- Task prompt -
Filter these entries so that only lines with the word "inseparable" remain.

- Data records -
**********
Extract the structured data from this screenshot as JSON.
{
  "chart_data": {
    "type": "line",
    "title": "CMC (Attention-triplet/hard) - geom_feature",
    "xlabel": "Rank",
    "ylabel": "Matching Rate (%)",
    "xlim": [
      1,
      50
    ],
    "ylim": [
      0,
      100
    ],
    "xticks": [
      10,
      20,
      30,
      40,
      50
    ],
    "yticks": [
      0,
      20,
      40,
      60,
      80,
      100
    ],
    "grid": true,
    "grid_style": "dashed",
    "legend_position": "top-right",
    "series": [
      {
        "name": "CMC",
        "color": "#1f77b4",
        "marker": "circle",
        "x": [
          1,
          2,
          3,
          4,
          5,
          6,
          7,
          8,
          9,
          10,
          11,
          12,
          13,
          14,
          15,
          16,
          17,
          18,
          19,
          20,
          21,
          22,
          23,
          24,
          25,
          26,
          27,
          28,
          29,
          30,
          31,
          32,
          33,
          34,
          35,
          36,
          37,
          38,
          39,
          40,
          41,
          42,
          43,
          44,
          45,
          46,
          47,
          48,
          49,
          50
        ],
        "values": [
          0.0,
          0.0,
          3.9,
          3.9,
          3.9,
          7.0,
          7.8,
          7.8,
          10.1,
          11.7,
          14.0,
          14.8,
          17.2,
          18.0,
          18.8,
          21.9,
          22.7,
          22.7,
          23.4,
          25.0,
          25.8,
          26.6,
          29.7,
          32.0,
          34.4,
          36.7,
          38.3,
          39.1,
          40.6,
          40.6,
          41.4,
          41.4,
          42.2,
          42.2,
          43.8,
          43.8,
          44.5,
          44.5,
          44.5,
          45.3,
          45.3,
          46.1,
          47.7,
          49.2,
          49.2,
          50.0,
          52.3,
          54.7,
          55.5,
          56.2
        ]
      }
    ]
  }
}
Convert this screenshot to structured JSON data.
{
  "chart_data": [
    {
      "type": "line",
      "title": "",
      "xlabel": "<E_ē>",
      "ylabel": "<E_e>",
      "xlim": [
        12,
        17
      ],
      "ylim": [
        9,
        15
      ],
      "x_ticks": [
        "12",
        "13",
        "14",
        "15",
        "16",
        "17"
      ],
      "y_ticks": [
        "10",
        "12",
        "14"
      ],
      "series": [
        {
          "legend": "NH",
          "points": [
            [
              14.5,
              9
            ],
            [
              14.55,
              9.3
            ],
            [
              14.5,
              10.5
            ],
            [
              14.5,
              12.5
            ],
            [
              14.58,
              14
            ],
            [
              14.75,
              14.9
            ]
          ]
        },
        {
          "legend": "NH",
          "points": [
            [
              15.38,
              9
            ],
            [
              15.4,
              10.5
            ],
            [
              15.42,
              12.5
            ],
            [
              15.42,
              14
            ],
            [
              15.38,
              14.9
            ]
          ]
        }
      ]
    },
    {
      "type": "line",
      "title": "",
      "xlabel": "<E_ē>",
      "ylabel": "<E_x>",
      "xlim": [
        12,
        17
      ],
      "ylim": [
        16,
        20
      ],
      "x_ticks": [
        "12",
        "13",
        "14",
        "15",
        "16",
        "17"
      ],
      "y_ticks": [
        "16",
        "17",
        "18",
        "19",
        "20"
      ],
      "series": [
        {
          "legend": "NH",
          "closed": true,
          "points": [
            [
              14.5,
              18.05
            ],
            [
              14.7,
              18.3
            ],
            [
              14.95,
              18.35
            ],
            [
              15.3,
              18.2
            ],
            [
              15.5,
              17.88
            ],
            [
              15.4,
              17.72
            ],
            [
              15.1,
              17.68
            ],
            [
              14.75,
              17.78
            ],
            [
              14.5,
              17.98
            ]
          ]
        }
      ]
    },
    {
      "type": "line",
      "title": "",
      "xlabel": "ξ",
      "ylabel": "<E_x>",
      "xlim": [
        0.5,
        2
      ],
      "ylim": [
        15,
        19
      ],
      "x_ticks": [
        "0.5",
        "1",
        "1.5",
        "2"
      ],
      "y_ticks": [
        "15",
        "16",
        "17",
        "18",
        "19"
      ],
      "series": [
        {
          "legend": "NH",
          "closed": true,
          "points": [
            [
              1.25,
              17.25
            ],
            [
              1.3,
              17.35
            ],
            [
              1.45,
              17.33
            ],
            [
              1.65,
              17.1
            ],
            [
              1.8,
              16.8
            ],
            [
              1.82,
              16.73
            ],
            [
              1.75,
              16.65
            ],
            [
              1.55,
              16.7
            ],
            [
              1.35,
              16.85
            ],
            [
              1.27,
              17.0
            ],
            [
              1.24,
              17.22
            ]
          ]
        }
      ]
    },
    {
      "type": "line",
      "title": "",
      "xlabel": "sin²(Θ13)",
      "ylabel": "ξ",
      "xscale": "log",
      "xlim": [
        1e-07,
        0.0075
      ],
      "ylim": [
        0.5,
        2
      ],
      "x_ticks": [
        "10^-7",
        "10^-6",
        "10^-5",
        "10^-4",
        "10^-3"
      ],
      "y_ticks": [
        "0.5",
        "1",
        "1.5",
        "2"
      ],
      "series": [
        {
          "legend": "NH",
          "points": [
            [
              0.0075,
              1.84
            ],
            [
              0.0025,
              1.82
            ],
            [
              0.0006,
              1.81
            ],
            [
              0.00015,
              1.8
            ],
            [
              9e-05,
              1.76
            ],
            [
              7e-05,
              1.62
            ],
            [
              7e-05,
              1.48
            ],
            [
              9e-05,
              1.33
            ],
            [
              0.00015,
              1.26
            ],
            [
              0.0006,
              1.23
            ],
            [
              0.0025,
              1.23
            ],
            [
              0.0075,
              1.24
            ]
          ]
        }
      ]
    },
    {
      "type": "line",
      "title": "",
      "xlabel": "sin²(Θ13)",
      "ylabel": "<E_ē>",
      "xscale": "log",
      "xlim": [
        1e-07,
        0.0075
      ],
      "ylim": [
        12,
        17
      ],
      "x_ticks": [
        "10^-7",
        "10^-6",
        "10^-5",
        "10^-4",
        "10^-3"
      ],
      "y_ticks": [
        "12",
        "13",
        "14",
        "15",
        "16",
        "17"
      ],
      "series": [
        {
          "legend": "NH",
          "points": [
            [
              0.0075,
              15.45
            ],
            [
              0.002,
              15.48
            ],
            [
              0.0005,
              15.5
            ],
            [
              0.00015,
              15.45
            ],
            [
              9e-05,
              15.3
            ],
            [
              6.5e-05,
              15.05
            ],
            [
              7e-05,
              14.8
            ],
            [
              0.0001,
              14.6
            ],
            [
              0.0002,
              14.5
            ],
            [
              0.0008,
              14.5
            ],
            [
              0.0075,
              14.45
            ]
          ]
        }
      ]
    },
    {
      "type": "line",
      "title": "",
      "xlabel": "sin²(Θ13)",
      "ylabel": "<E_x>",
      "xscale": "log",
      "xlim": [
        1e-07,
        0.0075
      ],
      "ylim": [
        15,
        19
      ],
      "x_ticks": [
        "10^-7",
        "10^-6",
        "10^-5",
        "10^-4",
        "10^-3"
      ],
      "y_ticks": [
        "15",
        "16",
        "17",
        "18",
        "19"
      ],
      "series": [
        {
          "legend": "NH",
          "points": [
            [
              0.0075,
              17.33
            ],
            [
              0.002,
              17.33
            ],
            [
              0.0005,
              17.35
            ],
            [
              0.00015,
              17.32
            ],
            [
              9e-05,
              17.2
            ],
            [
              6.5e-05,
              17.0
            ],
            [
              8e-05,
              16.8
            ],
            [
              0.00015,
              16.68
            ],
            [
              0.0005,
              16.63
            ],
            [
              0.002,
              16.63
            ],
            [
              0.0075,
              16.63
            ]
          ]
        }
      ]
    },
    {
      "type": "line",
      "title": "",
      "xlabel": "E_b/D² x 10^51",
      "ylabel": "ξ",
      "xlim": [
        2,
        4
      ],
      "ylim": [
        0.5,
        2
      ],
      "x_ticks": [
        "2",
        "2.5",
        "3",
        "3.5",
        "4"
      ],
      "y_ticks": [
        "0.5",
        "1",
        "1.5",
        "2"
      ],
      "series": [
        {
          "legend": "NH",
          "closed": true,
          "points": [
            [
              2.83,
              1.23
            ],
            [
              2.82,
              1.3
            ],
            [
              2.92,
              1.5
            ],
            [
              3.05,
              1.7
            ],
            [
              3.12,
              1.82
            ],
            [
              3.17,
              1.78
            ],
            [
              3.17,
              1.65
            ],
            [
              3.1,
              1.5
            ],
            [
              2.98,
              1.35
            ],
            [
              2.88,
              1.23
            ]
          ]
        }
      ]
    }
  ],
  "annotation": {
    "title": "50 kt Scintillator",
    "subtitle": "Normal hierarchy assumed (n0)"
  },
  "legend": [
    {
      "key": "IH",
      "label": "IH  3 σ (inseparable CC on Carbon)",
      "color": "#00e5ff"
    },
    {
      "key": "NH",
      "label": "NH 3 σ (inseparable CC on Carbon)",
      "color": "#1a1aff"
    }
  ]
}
**********
- Response to the exercise -
      "label": "IH  3 σ (inseparable CC on Carbon)",
      "label": "NH 3 σ (inseparable CC on Carbon)",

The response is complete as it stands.